======== DATA FOR THIS EXERCISE ========

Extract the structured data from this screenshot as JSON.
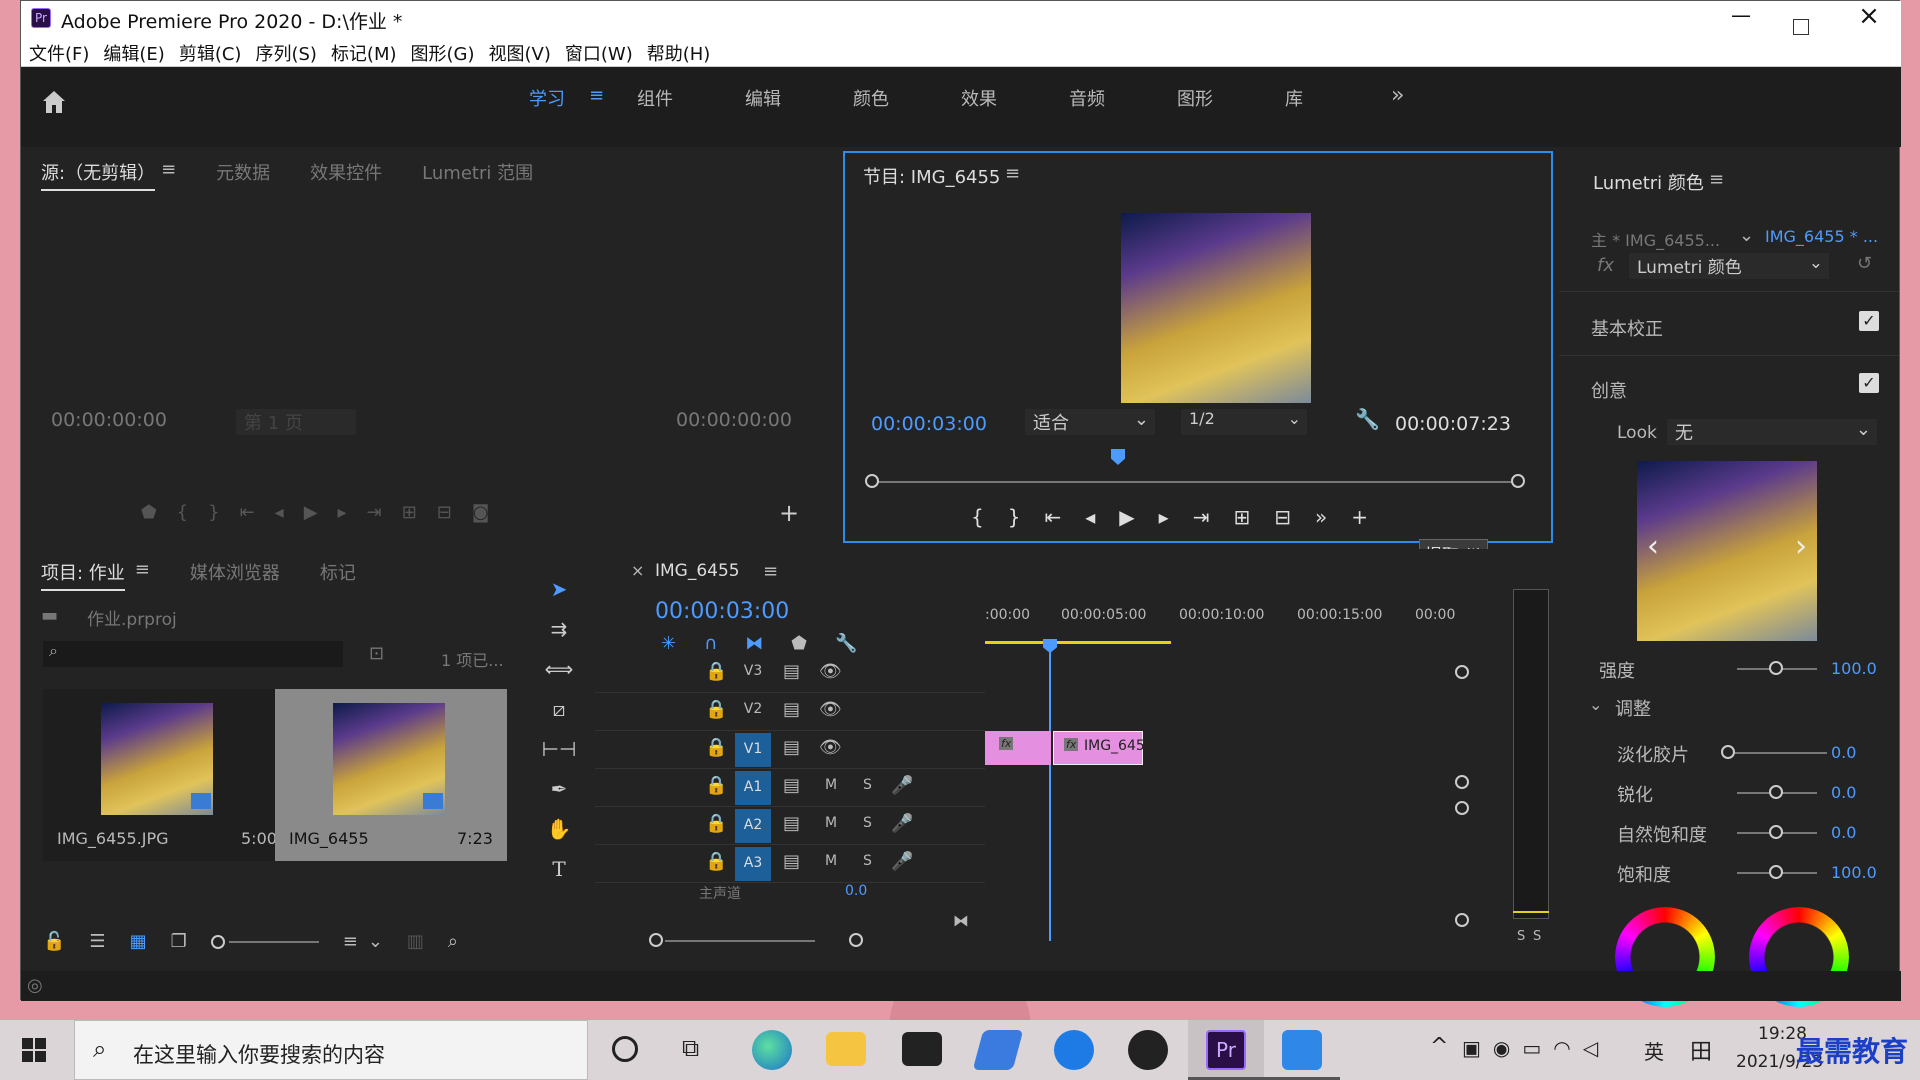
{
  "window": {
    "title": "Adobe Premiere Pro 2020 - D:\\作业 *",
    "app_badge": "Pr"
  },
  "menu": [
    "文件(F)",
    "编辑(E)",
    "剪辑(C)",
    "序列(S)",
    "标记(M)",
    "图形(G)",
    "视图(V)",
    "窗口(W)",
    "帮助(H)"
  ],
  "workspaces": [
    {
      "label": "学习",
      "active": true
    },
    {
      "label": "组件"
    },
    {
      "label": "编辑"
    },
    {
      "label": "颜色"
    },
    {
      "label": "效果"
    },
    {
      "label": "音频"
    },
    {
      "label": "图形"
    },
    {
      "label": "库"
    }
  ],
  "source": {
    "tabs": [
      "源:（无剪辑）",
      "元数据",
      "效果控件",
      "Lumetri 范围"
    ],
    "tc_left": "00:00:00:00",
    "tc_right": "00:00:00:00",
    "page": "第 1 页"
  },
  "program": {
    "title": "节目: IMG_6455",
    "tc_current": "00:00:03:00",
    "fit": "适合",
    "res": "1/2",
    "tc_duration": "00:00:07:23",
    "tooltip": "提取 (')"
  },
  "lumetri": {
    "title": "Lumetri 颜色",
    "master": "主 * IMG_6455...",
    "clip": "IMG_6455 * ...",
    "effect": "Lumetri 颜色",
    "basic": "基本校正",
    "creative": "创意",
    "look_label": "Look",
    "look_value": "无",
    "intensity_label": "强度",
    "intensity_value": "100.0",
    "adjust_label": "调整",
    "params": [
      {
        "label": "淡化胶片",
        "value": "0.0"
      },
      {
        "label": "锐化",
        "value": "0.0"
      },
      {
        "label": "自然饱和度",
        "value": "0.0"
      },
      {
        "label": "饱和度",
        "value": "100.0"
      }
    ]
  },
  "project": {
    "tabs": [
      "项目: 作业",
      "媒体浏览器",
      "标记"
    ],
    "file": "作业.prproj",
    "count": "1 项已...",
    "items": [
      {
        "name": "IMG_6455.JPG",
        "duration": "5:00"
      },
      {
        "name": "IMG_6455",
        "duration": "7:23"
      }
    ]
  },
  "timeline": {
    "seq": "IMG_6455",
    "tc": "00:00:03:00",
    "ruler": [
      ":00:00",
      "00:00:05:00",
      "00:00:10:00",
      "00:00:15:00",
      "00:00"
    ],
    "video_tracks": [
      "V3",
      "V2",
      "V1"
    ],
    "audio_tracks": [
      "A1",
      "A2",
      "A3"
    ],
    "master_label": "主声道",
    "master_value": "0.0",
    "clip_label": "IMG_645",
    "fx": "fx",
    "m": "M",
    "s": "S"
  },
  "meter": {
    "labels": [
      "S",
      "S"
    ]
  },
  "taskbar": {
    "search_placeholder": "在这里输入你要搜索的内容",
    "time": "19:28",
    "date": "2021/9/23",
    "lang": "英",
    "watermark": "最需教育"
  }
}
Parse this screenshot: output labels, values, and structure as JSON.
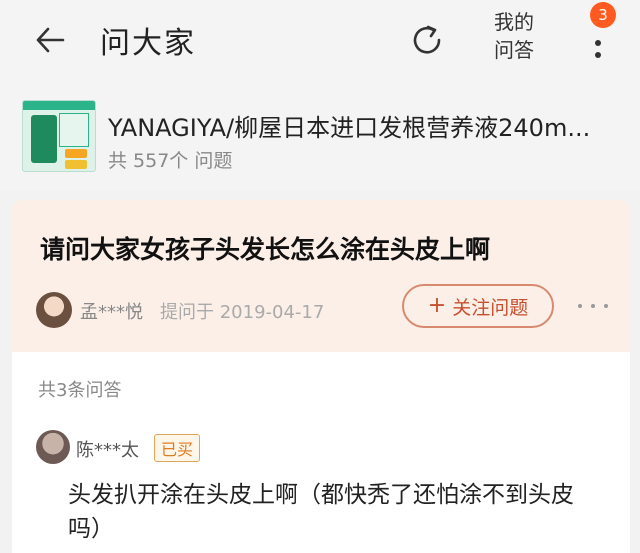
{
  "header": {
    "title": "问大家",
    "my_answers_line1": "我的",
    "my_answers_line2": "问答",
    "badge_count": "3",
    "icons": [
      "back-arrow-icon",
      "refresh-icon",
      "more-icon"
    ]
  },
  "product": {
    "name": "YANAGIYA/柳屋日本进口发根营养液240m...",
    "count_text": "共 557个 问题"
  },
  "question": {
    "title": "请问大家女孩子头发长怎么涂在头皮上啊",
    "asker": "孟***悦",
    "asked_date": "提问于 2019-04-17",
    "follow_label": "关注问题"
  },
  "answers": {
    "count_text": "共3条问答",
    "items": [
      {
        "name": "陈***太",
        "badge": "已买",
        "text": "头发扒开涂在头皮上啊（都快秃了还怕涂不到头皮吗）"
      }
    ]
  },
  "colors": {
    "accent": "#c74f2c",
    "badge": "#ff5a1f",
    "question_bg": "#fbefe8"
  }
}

========

Print each line of the material above exactly, with the pictures removed from your copy.

OUTPUT:
Extract the structured data from this screenshot as JSON.
{
  "window": {
    "title": "Adobe Premiere Pro 2020 - D:\\作业 *",
    "app_badge": "Pr"
  },
  "menu": [
    "文件(F)",
    "编辑(E)",
    "剪辑(C)",
    "序列(S)",
    "标记(M)",
    "图形(G)",
    "视图(V)",
    "窗口(W)",
    "帮助(H)"
  ],
  "workspaces": [
    {
      "label": "学习",
      "active": true
    },
    {
      "label": "组件"
    },
    {
      "label": "编辑"
    },
    {
      "label": "颜色"
    },
    {
      "label": "效果"
    },
    {
      "label": "音频"
    },
    {
      "label": "图形"
    },
    {
      "label": "库"
    }
  ],
  "source": {
    "tabs": [
      "源:（无剪辑）",
      "元数据",
      "效果控件",
      "Lumetri 范围"
    ],
    "tc_left": "00:00:00:00",
    "tc_right": "00:00:00:00",
    "page": "第 1 页"
  },
  "program": {
    "title": "节目: IMG_6455",
    "tc_current": "00:00:03:00",
    "fit": "适合",
    "res": "1/2",
    "tc_duration": "00:00:07:23",
    "tooltip": "提取 (')"
  },
  "lumetri": {
    "title": "Lumetri 颜色",
    "master": "主 * IMG_6455...",
    "clip": "IMG_6455 * ...",
    "effect": "Lumetri 颜色",
    "basic": "基本校正",
    "creative": "创意",
    "look_label": "Look",
    "look_value": "无",
    "intensity_label": "强度",
    "intensity_value": "100.0",
    "adjust_label": "调整",
    "params": [
      {
        "label": "淡化胶片",
        "value": "0.0"
      },
      {
        "label": "锐化",
        "value": "0.0"
      },
      {
        "label": "自然饱和度",
        "value": "0.0"
      },
      {
        "label": "饱和度",
        "value": "100.0"
      }
    ]
  },
  "project": {
    "tabs": [
      "项目: 作业",
      "媒体浏览器",
      "标记"
    ],
    "file": "作业.prproj",
    "count": "1 项已...",
    "items": [
      {
        "name": "IMG_6455.JPG",
        "duration": "5:00"
      },
      {
        "name": "IMG_6455",
        "duration": "7:23"
      }
    ]
  },
  "timeline": {
    "seq": "IMG_6455",
    "tc": "00:00:03:00",
    "ruler": [
      ":00:00",
      "00:00:05:00",
      "00:00:10:00",
      "00:00:15:00",
      "00:00"
    ],
    "video_tracks": [
      "V3",
      "V2",
      "V1"
    ],
    "audio_tracks": [
      "A1",
      "A2",
      "A3"
    ],
    "master_label": "主声道",
    "master_value": "0.0",
    "clip_label": "IMG_645",
    "fx": "fx",
    "m": "M",
    "s": "S"
  },
  "meter": {
    "labels": [
      "S",
      "S"
    ]
  },
  "taskbar": {
    "search_placeholder": "在这里输入你要搜索的内容",
    "time": "19:28",
    "date": "2021/9/23",
    "lang": "英",
    "watermark": "最需教育"
  }
}
Parse this screenshot: output labels, values, and structure as JSON.
{
  "header": {
    "title": "问大家",
    "my_answers_line1": "我的",
    "my_answers_line2": "问答",
    "badge_count": "3",
    "icons": [
      "back-arrow-icon",
      "refresh-icon",
      "more-icon"
    ]
  },
  "product": {
    "name": "YANAGIYA/柳屋日本进口发根营养液240m...",
    "count_text": "共 557个 问题"
  },
  "question": {
    "title": "请问大家女孩子头发长怎么涂在头皮上啊",
    "asker": "孟***悦",
    "asked_date": "提问于 2019-04-17",
    "follow_label": "关注问题"
  },
  "answers": {
    "count_text": "共3条问答",
    "items": [
      {
        "name": "陈***太",
        "badge": "已买",
        "text": "头发扒开涂在头皮上啊（都快秃了还怕涂不到头皮吗）"
      }
    ]
  },
  "colors": {
    "accent": "#c74f2c",
    "badge": "#ff5a1f",
    "question_bg": "#fbefe8"
  }
}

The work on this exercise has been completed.